:: Written instruction ::
How many of the lines below include "document"? Give the number and no other words.

:: Records supplied ::
---------------

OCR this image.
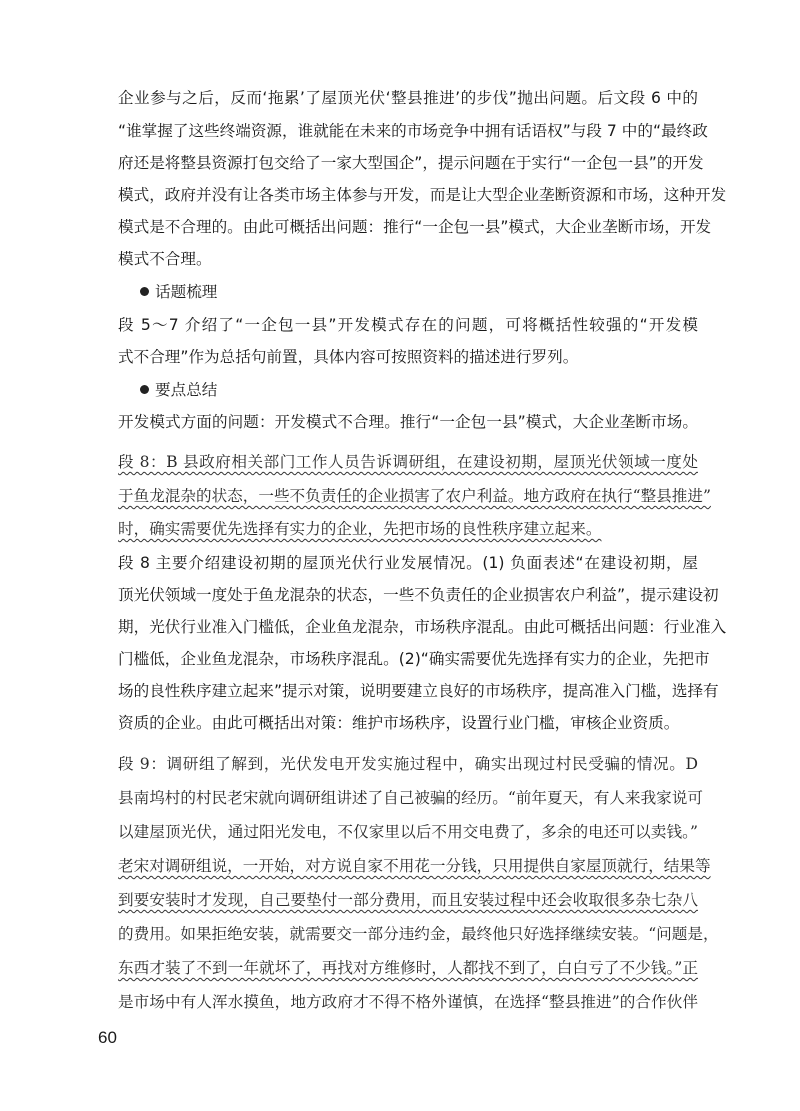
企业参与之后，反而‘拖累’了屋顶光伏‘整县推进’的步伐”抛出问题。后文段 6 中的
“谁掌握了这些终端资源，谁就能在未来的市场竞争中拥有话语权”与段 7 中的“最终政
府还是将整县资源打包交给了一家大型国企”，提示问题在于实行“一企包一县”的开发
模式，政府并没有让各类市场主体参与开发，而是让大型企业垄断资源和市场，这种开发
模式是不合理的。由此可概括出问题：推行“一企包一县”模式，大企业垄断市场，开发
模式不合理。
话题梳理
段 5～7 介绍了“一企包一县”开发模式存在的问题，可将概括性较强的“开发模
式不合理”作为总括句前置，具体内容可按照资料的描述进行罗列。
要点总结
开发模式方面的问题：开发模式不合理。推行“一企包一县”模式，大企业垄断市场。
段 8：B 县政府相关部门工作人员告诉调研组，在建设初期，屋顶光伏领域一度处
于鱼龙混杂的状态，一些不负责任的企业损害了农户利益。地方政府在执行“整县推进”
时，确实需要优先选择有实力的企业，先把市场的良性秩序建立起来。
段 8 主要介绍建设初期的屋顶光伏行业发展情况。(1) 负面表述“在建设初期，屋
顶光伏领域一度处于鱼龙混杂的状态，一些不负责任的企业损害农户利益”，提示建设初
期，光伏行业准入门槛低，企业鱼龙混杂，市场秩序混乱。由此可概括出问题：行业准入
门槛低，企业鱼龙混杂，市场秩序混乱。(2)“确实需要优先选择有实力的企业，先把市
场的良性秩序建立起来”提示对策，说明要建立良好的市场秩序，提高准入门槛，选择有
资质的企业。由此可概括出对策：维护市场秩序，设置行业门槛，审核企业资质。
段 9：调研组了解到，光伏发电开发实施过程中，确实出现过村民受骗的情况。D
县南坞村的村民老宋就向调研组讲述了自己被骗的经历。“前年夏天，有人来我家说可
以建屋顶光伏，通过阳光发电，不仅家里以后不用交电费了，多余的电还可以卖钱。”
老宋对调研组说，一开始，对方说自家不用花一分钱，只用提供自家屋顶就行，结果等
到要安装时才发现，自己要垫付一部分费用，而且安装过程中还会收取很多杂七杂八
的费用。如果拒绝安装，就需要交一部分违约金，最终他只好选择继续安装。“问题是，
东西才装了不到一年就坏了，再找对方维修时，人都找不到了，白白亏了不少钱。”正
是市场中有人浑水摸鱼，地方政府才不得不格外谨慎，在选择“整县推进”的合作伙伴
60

---------------

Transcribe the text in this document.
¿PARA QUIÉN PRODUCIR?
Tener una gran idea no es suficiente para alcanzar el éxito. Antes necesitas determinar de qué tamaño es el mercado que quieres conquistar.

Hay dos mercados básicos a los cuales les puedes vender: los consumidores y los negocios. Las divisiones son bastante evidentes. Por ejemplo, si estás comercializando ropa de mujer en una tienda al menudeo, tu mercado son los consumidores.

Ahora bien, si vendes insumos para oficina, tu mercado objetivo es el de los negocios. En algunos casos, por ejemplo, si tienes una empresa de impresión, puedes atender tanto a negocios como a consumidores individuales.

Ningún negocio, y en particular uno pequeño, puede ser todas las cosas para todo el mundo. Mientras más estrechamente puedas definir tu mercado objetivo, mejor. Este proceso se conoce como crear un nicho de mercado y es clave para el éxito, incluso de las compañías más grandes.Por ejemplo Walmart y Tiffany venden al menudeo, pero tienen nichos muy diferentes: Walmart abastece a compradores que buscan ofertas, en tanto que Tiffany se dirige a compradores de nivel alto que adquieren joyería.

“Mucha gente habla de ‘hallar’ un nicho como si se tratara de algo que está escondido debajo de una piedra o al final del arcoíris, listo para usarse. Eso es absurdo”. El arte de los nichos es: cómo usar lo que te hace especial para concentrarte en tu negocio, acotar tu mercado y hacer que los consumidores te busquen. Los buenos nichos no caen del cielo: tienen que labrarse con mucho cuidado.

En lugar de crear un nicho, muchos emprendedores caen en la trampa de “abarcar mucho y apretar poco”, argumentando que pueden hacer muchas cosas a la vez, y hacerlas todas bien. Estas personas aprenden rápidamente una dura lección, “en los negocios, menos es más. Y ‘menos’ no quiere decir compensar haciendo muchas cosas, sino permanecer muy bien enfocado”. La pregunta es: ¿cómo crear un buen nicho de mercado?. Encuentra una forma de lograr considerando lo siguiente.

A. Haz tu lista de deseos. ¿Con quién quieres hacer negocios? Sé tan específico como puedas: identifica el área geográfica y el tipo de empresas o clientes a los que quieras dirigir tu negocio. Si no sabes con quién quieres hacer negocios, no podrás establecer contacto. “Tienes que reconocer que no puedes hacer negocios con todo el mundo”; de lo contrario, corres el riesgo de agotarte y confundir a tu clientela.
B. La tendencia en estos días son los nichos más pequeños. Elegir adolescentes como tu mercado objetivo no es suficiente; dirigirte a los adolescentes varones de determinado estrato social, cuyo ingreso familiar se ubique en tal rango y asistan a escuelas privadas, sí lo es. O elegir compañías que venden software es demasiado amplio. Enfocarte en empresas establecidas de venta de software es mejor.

---------------

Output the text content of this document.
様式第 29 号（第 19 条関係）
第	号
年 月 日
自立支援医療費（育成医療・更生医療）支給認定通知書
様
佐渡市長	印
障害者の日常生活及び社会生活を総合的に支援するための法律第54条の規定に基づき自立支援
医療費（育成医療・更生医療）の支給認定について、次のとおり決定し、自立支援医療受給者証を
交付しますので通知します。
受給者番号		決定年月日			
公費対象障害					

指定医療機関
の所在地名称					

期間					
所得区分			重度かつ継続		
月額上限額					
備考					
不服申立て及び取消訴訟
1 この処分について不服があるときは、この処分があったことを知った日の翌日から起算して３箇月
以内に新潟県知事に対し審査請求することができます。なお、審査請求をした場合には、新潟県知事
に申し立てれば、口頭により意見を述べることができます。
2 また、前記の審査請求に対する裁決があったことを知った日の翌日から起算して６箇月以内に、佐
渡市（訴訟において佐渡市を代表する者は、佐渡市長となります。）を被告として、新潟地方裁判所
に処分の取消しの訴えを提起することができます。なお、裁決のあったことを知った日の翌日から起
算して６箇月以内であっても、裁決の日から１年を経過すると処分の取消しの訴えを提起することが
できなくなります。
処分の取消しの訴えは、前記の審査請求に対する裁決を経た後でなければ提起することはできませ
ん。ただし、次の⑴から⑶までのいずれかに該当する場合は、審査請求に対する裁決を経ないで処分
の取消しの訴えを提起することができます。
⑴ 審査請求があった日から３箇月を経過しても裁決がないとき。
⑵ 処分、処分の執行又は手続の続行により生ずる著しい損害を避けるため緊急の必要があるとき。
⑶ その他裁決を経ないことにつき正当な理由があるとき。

---------------

:: The reply ::
2